(Raw records)
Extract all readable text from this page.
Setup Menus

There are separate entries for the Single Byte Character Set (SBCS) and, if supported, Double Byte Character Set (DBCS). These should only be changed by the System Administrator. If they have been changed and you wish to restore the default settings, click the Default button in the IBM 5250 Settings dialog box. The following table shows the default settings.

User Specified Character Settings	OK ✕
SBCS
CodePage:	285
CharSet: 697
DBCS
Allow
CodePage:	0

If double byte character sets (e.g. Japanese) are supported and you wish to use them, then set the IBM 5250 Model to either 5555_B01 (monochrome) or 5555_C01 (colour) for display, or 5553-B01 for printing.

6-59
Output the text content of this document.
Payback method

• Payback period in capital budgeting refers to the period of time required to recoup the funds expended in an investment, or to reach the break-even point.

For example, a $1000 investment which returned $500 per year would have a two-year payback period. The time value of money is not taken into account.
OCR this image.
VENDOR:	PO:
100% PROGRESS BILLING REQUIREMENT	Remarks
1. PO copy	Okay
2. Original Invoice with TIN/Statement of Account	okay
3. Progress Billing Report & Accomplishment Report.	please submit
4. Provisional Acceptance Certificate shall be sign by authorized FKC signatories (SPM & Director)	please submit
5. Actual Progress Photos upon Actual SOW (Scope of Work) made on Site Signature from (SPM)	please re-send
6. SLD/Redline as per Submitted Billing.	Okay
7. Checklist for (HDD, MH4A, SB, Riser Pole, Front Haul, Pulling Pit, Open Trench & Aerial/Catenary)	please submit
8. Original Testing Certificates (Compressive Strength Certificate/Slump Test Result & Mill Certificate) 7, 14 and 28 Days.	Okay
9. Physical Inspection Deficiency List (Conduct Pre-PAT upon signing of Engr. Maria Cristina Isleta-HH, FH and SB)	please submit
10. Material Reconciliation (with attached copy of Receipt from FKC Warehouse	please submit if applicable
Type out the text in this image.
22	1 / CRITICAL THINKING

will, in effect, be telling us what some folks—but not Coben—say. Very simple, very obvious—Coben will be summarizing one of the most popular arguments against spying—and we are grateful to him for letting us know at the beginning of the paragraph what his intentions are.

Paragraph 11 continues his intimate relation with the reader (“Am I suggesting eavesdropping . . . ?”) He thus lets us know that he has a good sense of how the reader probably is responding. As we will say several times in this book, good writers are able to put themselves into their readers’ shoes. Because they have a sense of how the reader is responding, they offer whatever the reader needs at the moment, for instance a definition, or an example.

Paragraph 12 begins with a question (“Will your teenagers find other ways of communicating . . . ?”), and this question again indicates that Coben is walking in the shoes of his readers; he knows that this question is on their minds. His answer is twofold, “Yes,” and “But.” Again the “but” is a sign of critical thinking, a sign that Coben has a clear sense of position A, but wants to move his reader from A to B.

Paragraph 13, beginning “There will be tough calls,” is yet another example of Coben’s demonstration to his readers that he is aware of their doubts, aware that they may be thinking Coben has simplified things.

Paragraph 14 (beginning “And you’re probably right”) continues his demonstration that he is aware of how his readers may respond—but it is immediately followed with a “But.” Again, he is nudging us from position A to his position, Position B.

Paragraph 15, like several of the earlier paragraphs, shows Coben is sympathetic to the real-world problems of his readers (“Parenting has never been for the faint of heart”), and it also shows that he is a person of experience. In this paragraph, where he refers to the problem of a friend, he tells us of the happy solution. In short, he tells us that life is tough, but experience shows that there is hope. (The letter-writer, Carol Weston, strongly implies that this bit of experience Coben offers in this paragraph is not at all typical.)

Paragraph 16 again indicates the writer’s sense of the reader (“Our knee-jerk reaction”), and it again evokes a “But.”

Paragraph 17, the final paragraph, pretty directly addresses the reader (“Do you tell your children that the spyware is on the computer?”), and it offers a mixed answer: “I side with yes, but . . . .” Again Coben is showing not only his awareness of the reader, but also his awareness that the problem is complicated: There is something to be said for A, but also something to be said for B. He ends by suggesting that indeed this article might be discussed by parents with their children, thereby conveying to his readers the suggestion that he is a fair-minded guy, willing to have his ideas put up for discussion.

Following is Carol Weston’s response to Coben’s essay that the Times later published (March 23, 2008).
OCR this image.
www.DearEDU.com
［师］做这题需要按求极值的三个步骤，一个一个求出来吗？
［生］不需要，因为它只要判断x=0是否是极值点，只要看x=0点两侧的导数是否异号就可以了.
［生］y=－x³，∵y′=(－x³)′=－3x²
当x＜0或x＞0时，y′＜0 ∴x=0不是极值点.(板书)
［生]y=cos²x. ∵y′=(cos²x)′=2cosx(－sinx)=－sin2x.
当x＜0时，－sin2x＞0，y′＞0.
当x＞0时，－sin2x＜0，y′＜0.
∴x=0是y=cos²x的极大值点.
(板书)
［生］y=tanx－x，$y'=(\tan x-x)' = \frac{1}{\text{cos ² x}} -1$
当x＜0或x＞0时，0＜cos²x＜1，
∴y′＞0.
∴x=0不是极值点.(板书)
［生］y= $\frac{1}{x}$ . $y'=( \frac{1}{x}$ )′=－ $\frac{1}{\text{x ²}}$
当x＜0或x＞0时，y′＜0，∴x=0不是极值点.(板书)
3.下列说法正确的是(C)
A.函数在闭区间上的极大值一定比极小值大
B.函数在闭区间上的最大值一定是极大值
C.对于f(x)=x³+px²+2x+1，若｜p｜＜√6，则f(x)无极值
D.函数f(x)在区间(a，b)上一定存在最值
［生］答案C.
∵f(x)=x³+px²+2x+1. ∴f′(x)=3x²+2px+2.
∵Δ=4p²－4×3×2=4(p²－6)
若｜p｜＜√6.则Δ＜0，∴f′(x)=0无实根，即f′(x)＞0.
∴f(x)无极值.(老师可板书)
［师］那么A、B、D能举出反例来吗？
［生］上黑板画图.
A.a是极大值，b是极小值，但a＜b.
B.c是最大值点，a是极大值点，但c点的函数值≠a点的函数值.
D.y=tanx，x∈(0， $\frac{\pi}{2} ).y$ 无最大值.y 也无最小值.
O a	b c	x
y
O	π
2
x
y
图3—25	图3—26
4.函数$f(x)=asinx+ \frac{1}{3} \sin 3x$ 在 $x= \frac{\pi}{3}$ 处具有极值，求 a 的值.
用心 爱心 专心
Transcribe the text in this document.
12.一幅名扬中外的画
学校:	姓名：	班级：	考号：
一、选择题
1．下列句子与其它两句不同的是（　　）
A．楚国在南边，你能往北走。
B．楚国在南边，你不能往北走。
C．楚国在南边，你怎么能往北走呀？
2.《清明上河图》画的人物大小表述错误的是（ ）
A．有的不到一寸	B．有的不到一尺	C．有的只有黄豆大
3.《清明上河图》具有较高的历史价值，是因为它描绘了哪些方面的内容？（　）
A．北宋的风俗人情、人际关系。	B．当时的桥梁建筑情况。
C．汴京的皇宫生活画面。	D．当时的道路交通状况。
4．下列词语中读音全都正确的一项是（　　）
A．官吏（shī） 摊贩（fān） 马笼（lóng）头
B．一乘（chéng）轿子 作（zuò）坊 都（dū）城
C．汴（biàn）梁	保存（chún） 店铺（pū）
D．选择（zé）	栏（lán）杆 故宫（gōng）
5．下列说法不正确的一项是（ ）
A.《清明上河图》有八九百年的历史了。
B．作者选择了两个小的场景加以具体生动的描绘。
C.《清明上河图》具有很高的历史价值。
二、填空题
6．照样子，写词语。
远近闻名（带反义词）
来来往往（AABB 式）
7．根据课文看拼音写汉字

## REQUIRED TASK
Everything from the line that contains "Transcribe the text in this document." through the end of the records must be duplicated exactly, and nothing outside that range.

## TASK OUTPUT
Transcribe the text in this document.
12.一幅名扬中外的画
学校:	姓名：	班级：	考号：
一、选择题
1．下列句子与其它两句不同的是（　　）
A．楚国在南边，你能往北走。
B．楚国在南边，你不能往北走。
C．楚国在南边，你怎么能往北走呀？
2.《清明上河图》画的人物大小表述错误的是（ ）
A．有的不到一寸	B．有的不到一尺	C．有的只有黄豆大
3.《清明上河图》具有较高的历史价值，是因为它描绘了哪些方面的内容？（　）
A．北宋的风俗人情、人际关系。	B．当时的桥梁建筑情况。
C．汴京的皇宫生活画面。	D．当时的道路交通状况。
4．下列词语中读音全都正确的一项是（　　）
A．官吏（shī） 摊贩（fān） 马笼（lóng）头
B．一乘（chéng）轿子 作（zuò）坊 都（dū）城
C．汴（biàn）梁	保存（chún） 店铺（pū）
D．选择（zé）	栏（lán）杆 故宫（gōng）
5．下列说法不正确的一项是（ ）
A.《清明上河图》有八九百年的历史了。
B．作者选择了两个小的场景加以具体生动的描绘。
C.《清明上河图》具有很高的历史价值。
二、填空题
6．照样子，写词语。
远近闻名（带反义词）
来来往往（AABB 式）
7．根据课文看拼音写汉字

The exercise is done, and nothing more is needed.